> **What you should do**
Every line from the one with "Transcribe the text in this document." to the end of the data needs to be copied exactly, and no line before it.
───── Records shown ─────
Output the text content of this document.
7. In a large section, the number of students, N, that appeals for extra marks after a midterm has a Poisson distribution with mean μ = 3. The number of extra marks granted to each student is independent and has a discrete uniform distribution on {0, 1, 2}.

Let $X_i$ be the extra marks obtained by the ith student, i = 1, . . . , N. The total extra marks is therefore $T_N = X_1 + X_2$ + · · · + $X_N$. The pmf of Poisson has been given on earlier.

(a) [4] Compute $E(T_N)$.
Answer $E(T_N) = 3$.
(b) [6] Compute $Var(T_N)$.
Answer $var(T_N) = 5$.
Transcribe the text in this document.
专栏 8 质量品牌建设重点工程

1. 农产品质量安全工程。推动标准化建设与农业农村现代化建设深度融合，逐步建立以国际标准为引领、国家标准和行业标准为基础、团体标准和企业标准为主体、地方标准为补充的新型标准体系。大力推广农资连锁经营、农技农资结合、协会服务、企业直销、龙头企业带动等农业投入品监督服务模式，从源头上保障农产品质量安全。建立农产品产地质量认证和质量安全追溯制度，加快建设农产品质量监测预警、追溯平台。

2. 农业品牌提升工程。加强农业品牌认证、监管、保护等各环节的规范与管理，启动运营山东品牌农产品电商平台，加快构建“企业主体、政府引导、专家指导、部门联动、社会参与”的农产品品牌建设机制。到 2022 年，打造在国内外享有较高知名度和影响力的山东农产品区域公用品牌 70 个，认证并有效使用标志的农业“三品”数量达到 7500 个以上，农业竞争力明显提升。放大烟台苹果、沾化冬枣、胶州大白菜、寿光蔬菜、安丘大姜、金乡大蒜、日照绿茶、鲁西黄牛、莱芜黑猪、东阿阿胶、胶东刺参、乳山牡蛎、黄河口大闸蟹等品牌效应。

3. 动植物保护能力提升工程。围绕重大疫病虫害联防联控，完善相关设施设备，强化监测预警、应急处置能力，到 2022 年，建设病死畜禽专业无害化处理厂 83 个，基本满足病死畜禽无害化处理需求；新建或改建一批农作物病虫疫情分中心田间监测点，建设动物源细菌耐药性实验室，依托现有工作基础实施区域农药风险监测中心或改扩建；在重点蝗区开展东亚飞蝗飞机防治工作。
─────
> **The reply**
Transcribe the text in this document.
专栏 8 质量品牌建设重点工程

1. 农产品质量安全工程。推动标准化建设与农业农村现代化建设深度融合，逐步建立以国际标准为引领、国家标准和行业标准为基础、团体标准和企业标准为主体、地方标准为补充的新型标准体系。大力推广农资连锁经营、农技农资结合、协会服务、企业直销、龙头企业带动等农业投入品监督服务模式，从源头上保障农产品质量安全。建立农产品产地质量认证和质量安全追溯制度，加快建设农产品质量监测预警、追溯平台。

2. 农业品牌提升工程。加强农业品牌认证、监管、保护等各环节的规范与管理，启动运营山东品牌农产品电商平台，加快构建“企业主体、政府引导、专家指导、部门联动、社会参与”的农产品品牌建设机制。到 2022 年，打造在国内外享有较高知名度和影响力的山东农产品区域公用品牌 70 个，认证并有效使用标志的农业“三品”数量达到 7500 个以上，农业竞争力明显提升。放大烟台苹果、沾化冬枣、胶州大白菜、寿光蔬菜、安丘大姜、金乡大蒜、日照绿茶、鲁西黄牛、莱芜黑猪、东阿阿胶、胶东刺参、乳山牡蛎、黄河口大闸蟹等品牌效应。

3. 动植物保护能力提升工程。围绕重大疫病虫害联防联控，完善相关设施设备，强化监测预警、应急处置能力，到 2022 年，建设病死畜禽专业无害化处理厂 83 个，基本满足病死畜禽无害化处理需求；新建或改建一批农作物病虫疫情分中心田间监测点，建设动物源细菌耐药性实验室，依托现有工作基础实施区域农药风险监测中心或改扩建；在重点蝗区开展东亚飞蝗飞机防治工作。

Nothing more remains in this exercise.